(Stored data)
= = = = = = =
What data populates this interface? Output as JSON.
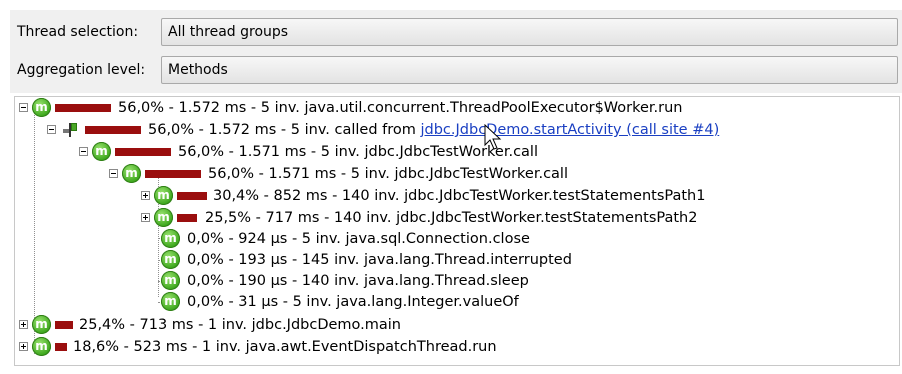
{
  "controls": {
    "thread_selection_label": "Thread selection:",
    "thread_selection_value": "All thread groups",
    "aggregation_label": "Aggregation level:",
    "aggregation_value": "Methods"
  },
  "tree": {
    "n1": "56,0% - 1.572 ms - 5 inv. java.util.concurrent.ThreadPoolExecutor$Worker.run",
    "n2_prefix": "56,0% - 1.572 ms - 5 inv. called from ",
    "n2_link": "jdbc.JdbcDemo.startActivity (call site #4)",
    "n3": "56,0% - 1.571 ms - 5 inv. jdbc.JdbcTestWorker.call",
    "n4": "56,0% - 1.571 ms - 5 inv. jdbc.JdbcTestWorker.call",
    "n5": "30,4% - 852 ms - 140 inv. jdbc.JdbcTestWorker.testStatementsPath1",
    "n6": "25,5% - 717 ms - 140 inv. jdbc.JdbcTestWorker.testStatementsPath2",
    "n7": "0,0% - 924 µs - 5 inv. java.sql.Connection.close",
    "n8": "0,0% - 193 µs - 145 inv. java.lang.Thread.interrupted",
    "n9": "0,0% - 190 µs - 140 inv. java.lang.Thread.sleep",
    "n10": "0,0% - 31 µs - 5 inv. java.lang.Integer.valueOf",
    "n11": "25,4% - 713 ms - 1 inv. jdbc.JdbcDemo.main",
    "n12": "18,6% - 523 ms - 1 inv. java.awt.EventDispatchThread.run",
    "method_icon_letter": "m"
  },
  "colors": {
    "bar": "#9a0e0e",
    "method_icon": "#3aa51a",
    "link": "#1a3fc2"
  },
  "icons": [
    "method-icon",
    "call-site-flag-icon",
    "expand-icon",
    "collapse-icon"
  ]
}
= = = = = = =
*WHAT THE TASK ASKS*. All of the entries need to be transcribed word for word; pictures are left out.

*COMPLETE ANSWER*.
What data populates this interface? Output as JSON.
{
  "controls": {
    "thread_selection_label": "Thread selection:",
    "thread_selection_value": "All thread groups",
    "aggregation_label": "Aggregation level:",
    "aggregation_value": "Methods"
  },
  "tree": {
    "n1": "56,0% - 1.572 ms - 5 inv. java.util.concurrent.ThreadPoolExecutor$Worker.run",
    "n2_prefix": "56,0% - 1.572 ms - 5 inv. called from ",
    "n2_link": "jdbc.JdbcDemo.startActivity (call site #4)",
    "n3": "56,0% - 1.571 ms - 5 inv. jdbc.JdbcTestWorker.call",
    "n4": "56,0% - 1.571 ms - 5 inv. jdbc.JdbcTestWorker.call",
    "n5": "30,4% - 852 ms - 140 inv. jdbc.JdbcTestWorker.testStatementsPath1",
    "n6": "25,5% - 717 ms - 140 inv. jdbc.JdbcTestWorker.testStatementsPath2",
    "n7": "0,0% - 924 µs - 5 inv. java.sql.Connection.close",
    "n8": "0,0% - 193 µs - 145 inv. java.lang.Thread.interrupted",
    "n9": "0,0% - 190 µs - 140 inv. java.lang.Thread.sleep",
    "n10": "0,0% - 31 µs - 5 inv. java.lang.Integer.valueOf",
    "n11": "25,4% - 713 ms - 1 inv. jdbc.JdbcDemo.main",
    "n12": "18,6% - 523 ms - 1 inv. java.awt.EventDispatchThread.run",
    "method_icon_letter": "m"
  },
  "colors": {
    "bar": "#9a0e0e",
    "method_icon": "#3aa51a",
    "link": "#1a3fc2"
  },
  "icons": [
    "method-icon",
    "call-site-flag-icon",
    "expand-icon",
    "collapse-icon"
  ]
}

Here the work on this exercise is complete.